Put every line of the listing below into a Markdown table with two columns, Row and Listing line, numbering each row and omitting blank lines.

═══ Data shown ═══

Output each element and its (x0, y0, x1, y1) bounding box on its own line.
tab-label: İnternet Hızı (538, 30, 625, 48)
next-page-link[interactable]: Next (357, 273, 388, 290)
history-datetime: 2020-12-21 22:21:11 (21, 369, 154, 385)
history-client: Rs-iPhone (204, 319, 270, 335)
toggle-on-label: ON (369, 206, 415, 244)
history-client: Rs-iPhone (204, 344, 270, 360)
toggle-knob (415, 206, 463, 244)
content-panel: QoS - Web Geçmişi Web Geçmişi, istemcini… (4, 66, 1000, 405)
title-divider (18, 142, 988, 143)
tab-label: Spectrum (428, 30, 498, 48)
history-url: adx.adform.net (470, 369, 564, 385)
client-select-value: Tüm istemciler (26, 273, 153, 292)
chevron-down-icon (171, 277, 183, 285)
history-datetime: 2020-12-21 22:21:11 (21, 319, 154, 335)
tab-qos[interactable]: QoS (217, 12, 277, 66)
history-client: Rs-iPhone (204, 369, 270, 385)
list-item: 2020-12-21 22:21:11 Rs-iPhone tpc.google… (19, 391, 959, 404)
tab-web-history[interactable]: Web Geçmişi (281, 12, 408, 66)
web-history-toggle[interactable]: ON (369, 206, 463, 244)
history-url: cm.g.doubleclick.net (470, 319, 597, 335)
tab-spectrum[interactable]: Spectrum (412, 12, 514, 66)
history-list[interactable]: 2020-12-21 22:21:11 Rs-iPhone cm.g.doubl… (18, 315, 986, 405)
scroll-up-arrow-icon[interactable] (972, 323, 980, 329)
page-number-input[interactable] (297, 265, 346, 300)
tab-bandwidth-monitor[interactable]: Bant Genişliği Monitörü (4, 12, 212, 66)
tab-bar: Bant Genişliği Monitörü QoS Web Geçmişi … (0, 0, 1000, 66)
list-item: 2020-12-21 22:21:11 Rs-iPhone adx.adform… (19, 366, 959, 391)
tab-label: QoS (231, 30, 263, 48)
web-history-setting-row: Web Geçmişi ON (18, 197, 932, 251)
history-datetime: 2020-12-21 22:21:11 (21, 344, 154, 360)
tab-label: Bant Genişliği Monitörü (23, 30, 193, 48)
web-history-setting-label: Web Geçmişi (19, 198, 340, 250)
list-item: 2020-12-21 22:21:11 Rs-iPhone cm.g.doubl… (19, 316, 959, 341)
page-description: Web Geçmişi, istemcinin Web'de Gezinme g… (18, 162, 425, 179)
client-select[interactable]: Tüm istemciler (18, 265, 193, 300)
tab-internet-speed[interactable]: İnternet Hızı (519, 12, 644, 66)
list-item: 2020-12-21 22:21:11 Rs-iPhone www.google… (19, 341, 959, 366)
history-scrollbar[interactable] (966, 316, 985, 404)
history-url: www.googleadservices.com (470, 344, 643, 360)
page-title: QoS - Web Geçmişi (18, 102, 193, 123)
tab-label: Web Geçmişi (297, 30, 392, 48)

═══

**Answer to the exercise**
| Row | Listing line |
|---|---|
| 1 | Output each element and its (x0, y0, x1, y1) bounding box on its own line. |
| 2 | tab-label: İnternet Hızı (538, 30, 625, 48) |
| 3 | next-page-link[interactable]: Next (357, 273, 388, 290) |
| 4 | history-datetime: 2020-12-21 22:21:11 (21, 369, 154, 385) |
| 5 | history-client: Rs-iPhone (204, 319, 270, 335) |
| 6 | toggle-on-label: ON (369, 206, 415, 244) |
| 7 | history-client: Rs-iPhone (204, 344, 270, 360) |
| 8 | toggle-knob (415, 206, 463, 244) |
| 9 | content-panel: QoS - Web Geçmişi Web Geçmişi, istemcini… (4, 66, 1000, 405) |
| 10 | title-divider (18, 142, 988, 143) |
| 11 | tab-label: Spectrum (428, 30, 498, 48) |
| 12 | history-url: adx.adform.net (470, 369, 564, 385) |
| 13 | client-select-value: Tüm istemciler (26, 273, 153, 292) |
| 14 | chevron-down-icon (171, 277, 183, 285) |
| 15 | history-datetime: 2020-12-21 22:21:11 (21, 319, 154, 335) |
| 16 | tab-qos[interactable]: QoS (217, 12, 277, 66) |
| 17 | history-client: Rs-iPhone (204, 369, 270, 385) |
| 18 | list-item: 2020-12-21 22:21:11 Rs-iPhone tpc.google… (19, 391, 959, 404) |
| 19 | tab-web-history[interactable]: Web Geçmişi (281, 12, 408, 66) |
| 20 | web-history-toggle[interactable]: ON (369, 206, 463, 244) |
| 21 | history-url: cm.g.doubleclick.net (470, 319, 597, 335) |
| 22 | tab-spectrum[interactable]: Spectrum (412, 12, 514, 66) |
| 23 | history-list[interactable]: 2020-12-21 22:21:11 Rs-iPhone cm.g.doubl… (18, 315, 986, 405) |
| 24 | scroll-up-arrow-icon[interactable] (972, 323, 980, 329) |
| 25 | page-number-input[interactable] (297, 265, 346, 300) |
| 26 | tab-bandwidth-monitor[interactable]: Bant Genişliği Monitörü (4, 12, 212, 66) |
| 27 | tab-bar: Bant Genişliği Monitörü QoS Web Geçmişi … (0, 0, 1000, 66) |
| 28 | list-item: 2020-12-21 22:21:11 Rs-iPhone adx.adform… (19, 366, 959, 391) |
| 29 | tab-label: QoS (231, 30, 263, 48) |
| 30 | web-history-setting-row: Web Geçmişi ON (18, 197, 932, 251) |
| 31 | history-datetime: 2020-12-21 22:21:11 (21, 344, 154, 360) |
| 32 | tab-label: Bant Genişliği Monitörü (23, 30, 193, 48) |
| 33 | web-history-setting-label: Web Geçmişi (19, 198, 340, 250) |
| 34 | list-item: 2020-12-21 22:21:11 Rs-iPhone cm.g.doubl… (19, 316, 959, 341) |
| 35 | page-description: Web Geçmişi, istemcinin Web'de Gezinme g… (18, 162, 425, 179) |
| 36 | client-select[interactable]: Tüm istemciler (18, 265, 193, 300) |
| 37 | tab-internet-speed[interactable]: İnternet Hızı (519, 12, 644, 66) |
| 38 | list-item: 2020-12-21 22:21:11 Rs-iPhone www.google… (19, 341, 959, 366) |
| 39 | history-scrollbar[interactable] (966, 316, 985, 404) |
| 40 | history-url: www.googleadservices.com (470, 344, 643, 360) |
| 41 | page-title: QoS - Web Geçmişi (18, 102, 193, 123) |
| 42 | tab-label: Web Geçmişi (297, 30, 392, 48) |